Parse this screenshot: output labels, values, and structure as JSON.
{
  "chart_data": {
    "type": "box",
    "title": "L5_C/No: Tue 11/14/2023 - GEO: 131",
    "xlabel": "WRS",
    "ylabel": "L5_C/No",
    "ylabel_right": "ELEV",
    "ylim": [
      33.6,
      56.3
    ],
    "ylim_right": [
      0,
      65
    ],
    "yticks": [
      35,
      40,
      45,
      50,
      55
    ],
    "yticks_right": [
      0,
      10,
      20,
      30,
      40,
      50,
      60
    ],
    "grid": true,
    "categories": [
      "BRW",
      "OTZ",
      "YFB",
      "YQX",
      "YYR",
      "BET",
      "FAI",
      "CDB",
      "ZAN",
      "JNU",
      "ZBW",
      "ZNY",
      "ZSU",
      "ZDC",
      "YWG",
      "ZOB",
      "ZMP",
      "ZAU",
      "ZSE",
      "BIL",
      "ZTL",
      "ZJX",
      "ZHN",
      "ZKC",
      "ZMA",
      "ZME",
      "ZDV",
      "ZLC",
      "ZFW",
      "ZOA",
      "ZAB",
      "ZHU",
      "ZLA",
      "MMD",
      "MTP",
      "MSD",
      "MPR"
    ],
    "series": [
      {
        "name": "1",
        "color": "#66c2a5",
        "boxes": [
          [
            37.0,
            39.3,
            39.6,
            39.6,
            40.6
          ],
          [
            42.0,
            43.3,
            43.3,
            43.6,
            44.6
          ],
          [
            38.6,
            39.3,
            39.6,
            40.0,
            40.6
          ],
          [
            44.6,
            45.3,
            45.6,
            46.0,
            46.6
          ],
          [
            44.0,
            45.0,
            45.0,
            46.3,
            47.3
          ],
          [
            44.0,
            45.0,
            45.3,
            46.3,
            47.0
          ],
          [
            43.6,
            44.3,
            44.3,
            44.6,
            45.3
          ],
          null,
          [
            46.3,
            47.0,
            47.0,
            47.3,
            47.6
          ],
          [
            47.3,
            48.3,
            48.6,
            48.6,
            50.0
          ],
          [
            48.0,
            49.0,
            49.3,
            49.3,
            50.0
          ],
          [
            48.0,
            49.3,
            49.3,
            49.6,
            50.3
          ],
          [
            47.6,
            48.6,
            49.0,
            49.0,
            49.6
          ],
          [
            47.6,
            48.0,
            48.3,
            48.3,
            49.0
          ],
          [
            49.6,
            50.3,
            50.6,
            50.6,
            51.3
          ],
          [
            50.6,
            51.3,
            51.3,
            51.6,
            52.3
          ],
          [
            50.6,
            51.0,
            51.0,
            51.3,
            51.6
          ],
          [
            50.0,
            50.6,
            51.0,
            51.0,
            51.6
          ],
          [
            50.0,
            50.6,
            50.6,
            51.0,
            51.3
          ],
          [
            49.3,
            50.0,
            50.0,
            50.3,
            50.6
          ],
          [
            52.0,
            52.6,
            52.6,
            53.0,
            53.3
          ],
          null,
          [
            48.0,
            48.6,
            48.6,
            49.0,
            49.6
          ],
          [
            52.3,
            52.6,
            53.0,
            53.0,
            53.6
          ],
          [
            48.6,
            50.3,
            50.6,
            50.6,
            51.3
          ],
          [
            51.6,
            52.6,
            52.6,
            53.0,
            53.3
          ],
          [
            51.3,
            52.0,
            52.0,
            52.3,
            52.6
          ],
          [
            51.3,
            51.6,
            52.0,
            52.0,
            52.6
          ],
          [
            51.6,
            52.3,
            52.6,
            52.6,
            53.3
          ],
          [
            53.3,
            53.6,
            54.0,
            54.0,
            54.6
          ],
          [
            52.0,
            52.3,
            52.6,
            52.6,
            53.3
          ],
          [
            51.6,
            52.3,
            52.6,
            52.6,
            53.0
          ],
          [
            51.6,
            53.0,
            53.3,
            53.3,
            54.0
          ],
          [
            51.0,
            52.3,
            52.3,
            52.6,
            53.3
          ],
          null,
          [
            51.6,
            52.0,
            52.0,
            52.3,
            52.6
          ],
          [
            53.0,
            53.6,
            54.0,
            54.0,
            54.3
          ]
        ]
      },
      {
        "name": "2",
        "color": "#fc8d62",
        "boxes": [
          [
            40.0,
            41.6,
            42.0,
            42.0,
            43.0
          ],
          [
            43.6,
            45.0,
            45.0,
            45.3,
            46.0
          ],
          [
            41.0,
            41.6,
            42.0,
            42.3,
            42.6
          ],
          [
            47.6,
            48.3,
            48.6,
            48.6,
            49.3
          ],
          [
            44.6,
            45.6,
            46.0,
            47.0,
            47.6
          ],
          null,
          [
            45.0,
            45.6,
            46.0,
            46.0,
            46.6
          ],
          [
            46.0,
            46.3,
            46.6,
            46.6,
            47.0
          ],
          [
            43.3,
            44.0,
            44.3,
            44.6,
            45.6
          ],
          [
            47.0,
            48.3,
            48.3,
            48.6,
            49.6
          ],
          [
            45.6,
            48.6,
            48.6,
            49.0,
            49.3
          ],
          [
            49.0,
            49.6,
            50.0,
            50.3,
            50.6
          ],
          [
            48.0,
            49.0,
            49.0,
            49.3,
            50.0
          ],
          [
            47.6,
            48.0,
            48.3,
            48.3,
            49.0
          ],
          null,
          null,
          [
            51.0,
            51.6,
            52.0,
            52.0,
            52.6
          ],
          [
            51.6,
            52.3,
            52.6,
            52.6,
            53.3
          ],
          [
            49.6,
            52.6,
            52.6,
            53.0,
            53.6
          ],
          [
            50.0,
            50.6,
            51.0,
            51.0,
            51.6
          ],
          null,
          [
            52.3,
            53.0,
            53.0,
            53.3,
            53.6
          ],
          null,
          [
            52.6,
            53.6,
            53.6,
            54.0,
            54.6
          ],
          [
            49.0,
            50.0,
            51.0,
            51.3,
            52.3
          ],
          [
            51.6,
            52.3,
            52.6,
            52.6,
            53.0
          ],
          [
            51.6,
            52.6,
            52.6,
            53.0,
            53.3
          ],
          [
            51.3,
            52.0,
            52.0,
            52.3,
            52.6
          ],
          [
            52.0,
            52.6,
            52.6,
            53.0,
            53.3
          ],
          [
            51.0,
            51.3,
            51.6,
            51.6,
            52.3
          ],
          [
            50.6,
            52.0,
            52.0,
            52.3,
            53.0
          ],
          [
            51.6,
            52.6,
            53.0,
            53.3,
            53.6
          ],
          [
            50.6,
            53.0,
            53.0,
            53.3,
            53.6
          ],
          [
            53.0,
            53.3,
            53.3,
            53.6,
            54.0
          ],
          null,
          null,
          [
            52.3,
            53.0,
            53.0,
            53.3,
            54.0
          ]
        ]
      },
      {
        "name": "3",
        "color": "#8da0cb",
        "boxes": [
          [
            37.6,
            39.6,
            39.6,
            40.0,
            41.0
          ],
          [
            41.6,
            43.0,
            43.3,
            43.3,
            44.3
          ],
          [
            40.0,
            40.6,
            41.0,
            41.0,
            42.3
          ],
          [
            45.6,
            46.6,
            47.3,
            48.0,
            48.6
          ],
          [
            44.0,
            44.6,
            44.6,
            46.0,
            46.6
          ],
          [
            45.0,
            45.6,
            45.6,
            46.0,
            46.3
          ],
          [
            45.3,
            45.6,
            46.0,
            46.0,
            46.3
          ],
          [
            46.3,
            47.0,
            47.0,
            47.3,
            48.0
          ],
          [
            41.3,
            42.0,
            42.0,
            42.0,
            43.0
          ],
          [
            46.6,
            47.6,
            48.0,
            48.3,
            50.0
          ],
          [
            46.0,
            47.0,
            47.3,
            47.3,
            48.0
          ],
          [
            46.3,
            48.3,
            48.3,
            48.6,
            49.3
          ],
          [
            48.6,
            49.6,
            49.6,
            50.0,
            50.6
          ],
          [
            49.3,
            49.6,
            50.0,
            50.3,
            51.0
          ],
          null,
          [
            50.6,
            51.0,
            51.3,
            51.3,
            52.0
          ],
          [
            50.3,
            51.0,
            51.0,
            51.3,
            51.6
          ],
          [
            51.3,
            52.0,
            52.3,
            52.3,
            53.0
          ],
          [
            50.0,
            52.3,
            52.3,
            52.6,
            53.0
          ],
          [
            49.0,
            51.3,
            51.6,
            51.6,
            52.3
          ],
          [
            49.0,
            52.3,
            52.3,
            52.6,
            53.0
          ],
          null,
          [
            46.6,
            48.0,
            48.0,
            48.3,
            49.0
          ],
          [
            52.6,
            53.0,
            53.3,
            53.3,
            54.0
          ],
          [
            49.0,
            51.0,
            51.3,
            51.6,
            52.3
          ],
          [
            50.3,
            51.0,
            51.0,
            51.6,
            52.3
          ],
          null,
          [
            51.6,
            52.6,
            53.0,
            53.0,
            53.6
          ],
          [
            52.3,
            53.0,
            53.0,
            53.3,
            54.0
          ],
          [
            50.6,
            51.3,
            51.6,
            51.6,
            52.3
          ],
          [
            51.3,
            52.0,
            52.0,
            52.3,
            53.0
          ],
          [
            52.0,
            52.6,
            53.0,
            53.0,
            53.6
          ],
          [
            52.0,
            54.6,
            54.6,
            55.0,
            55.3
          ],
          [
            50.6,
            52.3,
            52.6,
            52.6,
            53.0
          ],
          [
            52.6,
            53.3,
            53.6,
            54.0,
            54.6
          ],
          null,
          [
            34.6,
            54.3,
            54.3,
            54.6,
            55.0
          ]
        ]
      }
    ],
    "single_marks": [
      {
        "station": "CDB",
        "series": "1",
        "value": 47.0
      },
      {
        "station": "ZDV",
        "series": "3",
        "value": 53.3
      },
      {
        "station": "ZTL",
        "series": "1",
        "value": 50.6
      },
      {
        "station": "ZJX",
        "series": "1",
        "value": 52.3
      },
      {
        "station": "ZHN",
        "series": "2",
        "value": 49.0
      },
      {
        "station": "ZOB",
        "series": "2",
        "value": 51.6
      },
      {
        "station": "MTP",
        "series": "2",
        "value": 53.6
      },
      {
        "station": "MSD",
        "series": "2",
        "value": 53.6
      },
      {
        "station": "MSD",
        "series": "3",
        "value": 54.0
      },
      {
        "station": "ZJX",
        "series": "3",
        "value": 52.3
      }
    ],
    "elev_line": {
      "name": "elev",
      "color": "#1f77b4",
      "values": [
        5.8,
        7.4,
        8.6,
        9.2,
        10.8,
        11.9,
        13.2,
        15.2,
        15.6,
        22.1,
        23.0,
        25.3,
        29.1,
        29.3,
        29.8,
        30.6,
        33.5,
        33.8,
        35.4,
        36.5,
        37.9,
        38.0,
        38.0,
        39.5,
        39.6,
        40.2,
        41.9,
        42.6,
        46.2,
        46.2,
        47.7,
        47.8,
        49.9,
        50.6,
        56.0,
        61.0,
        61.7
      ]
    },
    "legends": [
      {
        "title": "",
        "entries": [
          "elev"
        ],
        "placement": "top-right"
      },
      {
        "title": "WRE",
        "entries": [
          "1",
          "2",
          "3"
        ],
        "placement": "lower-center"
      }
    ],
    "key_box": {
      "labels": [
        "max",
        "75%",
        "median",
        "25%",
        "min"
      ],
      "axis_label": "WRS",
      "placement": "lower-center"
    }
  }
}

- Set task: Look over the records above and copy each line that includes the string "values".

- Written reply:
Parse this screenshot: output labels, values, and structure as JSON.
      "values": [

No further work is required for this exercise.